Supplied records ▸
= = = = = = =
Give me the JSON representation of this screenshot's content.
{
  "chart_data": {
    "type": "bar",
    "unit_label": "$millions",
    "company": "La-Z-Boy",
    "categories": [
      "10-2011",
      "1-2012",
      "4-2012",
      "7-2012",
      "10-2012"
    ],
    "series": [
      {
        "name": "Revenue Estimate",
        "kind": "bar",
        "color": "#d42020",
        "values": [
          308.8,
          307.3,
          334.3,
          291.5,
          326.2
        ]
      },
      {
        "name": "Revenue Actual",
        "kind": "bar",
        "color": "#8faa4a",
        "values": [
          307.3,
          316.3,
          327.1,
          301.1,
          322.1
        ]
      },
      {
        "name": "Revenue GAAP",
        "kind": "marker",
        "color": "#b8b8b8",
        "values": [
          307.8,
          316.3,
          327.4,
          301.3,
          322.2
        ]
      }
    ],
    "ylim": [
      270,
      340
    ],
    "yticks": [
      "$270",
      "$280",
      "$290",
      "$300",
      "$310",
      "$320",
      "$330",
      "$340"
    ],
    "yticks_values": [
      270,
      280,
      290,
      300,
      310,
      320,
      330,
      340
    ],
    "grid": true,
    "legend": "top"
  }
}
= = = = = = =
What you are asked to do ▸ Your task is to reproduce all of the records exactly.

The output ▸
Give me the JSON representation of this screenshot's content.
{
  "chart_data": {
    "type": "bar",
    "unit_label": "$millions",
    "company": "La-Z-Boy",
    "categories": [
      "10-2011",
      "1-2012",
      "4-2012",
      "7-2012",
      "10-2012"
    ],
    "series": [
      {
        "name": "Revenue Estimate",
        "kind": "bar",
        "color": "#d42020",
        "values": [
          308.8,
          307.3,
          334.3,
          291.5,
          326.2
        ]
      },
      {
        "name": "Revenue Actual",
        "kind": "bar",
        "color": "#8faa4a",
        "values": [
          307.3,
          316.3,
          327.1,
          301.1,
          322.1
        ]
      },
      {
        "name": "Revenue GAAP",
        "kind": "marker",
        "color": "#b8b8b8",
        "values": [
          307.8,
          316.3,
          327.4,
          301.3,
          322.2
        ]
      }
    ],
    "ylim": [
      270,
      340
    ],
    "yticks": [
      "$270",
      "$280",
      "$290",
      "$300",
      "$310",
      "$320",
      "$330",
      "$340"
    ],
    "yticks_values": [
      270,
      280,
      290,
      300,
      310,
      320,
      330,
      340
    ],
    "grid": true,
    "legend": "top"
  }
}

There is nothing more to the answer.